Given records –

'''

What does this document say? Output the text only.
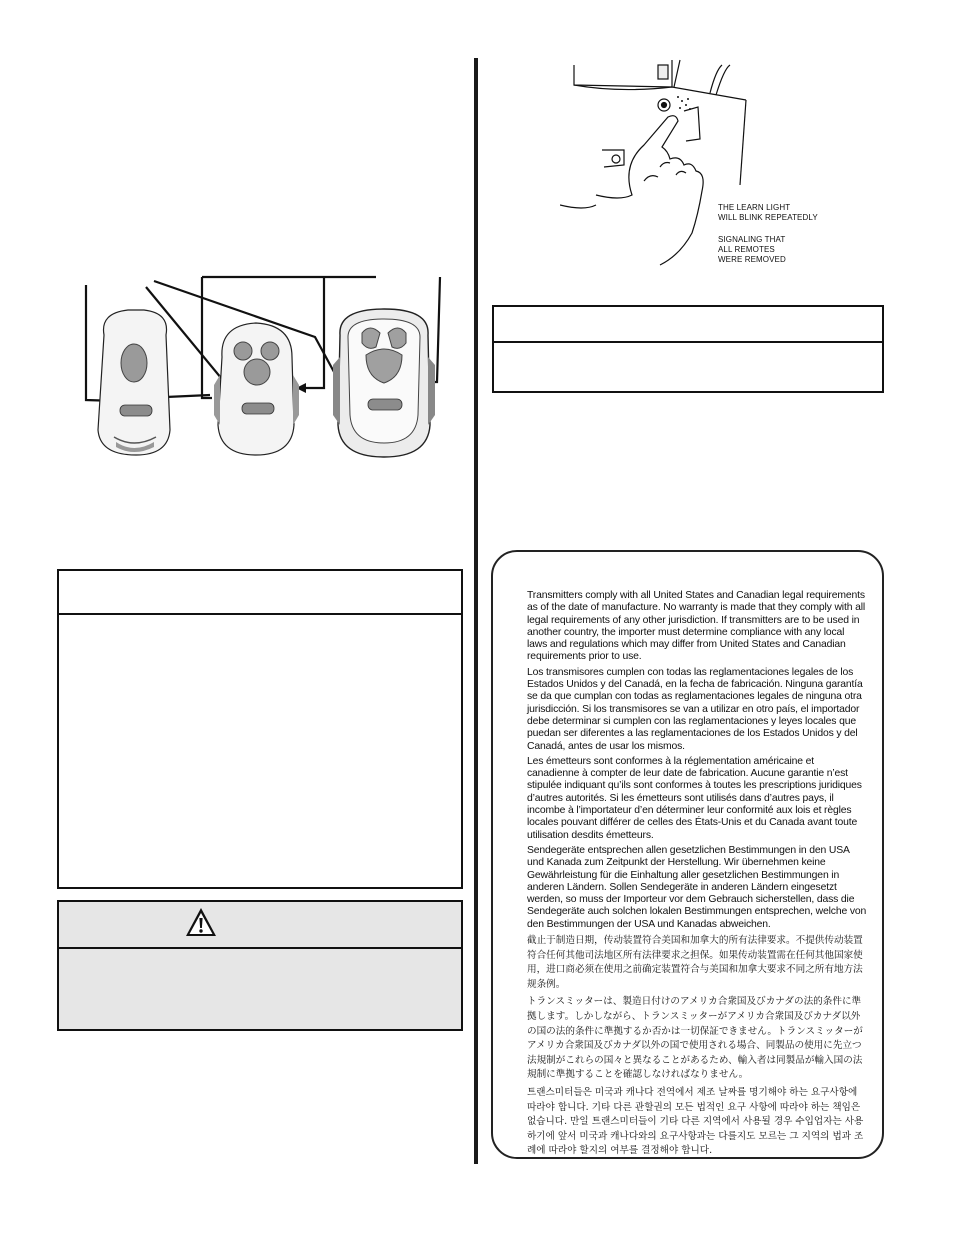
THE LEARN LIGHT
WILL BLINK REPEATEDLY
SIGNALING THAT
ALL REMOTES
WERE REMOVED

Transmitters comply with all United States and Canadian legal requirements as of the date of manufacture. No warranty is made that they comply with all legal requirements of any other jurisdiction. If transmitters are to be used in another country, the importer must determine compliance with any local laws and regulations which may differ from United States and Canadian requirements prior to use.

Los transmisores cumplen con todas las reglamentaciones legales de los Estados Unidos y del Canadá, en la fecha de fabricación. Ninguna garantía se da que cumplan con todas as reglamentaciones legales de ninguna otra jurisdicción. Si los transmisores se van a utilizar en otro país, el importador debe determinar si cumplen con las reglamentaciones y leyes locales que puedan ser diferentes a las reglamentaciones de los Estados Unidos y del Canadá, antes de usar los mismos.

Les émetteurs sont conformes à la réglementation américaine et canadienne à compter de leur date de fabrication. Aucune garantie n’est stipulée indiquant qu’ils sont conformes à toutes les prescriptions juridiques d’autres autorités. Si les émetteurs sont utilisés dans d’autres pays, il incombe à l’importateur d’en déterminer leur conformité aux lois et règles locales pouvant différer de celles des États-Unis et du Canada avant toute utilisation desdits émetteurs.

Sendegeräte entsprechen allen gesetzlichen Bestimmungen in den USA und Kanada zum Zeitpunkt der Herstellung. Wir übernehmen keine Gewährleistung für die Einhaltung aller gesetzlichen Bestimmungen in anderen Ländern. Sollen Sendegeräte in anderen Ländern eingesetzt werden, so muss der Importeur vor dem Gebrauch sicherstellen, dass die Sendegeräte auch solchen lokalen Bestimmungen entsprechen, welche von den Bestimmungen der USA und Kanadas abweichen.

截止于制造日期，传动装置符合美国和加拿大的所有法律要求。不提供传动装置符合任何其他司法地区所有法律要求之担保。如果传动装置需在任何其他国家使用，进口商必须在使用之前确定装置符合与美国和加拿大要求不同之所有地方法规条例。

トランスミッターは、製造日付けのアメリカ合衆国及びカナダの法的条件に準拠します。しかしながら、トランスミッターがアメリカ合衆国及びカナダ以外の国の法的条件に準拠するか否かは一切保証できません。トランスミッターがアメリカ合衆国及びカナダ以外の国で使用される場合、同製品の使用に先立つ法規制がこれらの国々と異なることがあるため、輸入者は同製品が輸入国の法規制に準拠することを確認しなければなりません。

트랜스미터들은 미국과 캐나다 전역에서 제조 날짜를 명기해야 하는 요구사항에 따라야 합니다. 기타 다른 관할권의 모든 법적인 요구 사항에 따라야 하는 책임은 없습니다. 만일 트랜스미터들이 기타 다른 지역에서 사용될 경우 수입업자는 사용하기에 앞서 미국과 캐나다와의 요구사항과는 다를지도 모르는 그 지역의 법과 조례에 따라야 할지의 여부를 결정해야 합니다.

'''

The task – Return each line that includes "locales".

The output –
Los transmisores cumplen con todas las reglamentaciones legales de los Estados Unidos y del Canadá, en la fecha de fabricación. Ninguna garantía se da que cumplan con todas as reglamentaciones legales de ninguna otra jurisdicción. Si los transmisores se van a utilizar en otro país, el importador debe determinar si cumplen con las reglamentaciones y leyes locales que puedan ser diferentes a las reglamentaciones de los Estados Unidos y del Canadá, antes de usar los mismos.
Les émetteurs sont conformes à la réglementation américaine et canadienne à compter de leur date de fabrication. Aucune garantie n’est stipulée indiquant qu’ils sont conformes à toutes les prescriptions juridiques d’autres autorités. Si les émetteurs sont utilisés dans d’autres pays, il incombe à l’importateur d’en déterminer leur conformité aux lois et règles locales pouvant différer de celles des États-Unis et du Canada avant toute utilisation desdits émetteurs.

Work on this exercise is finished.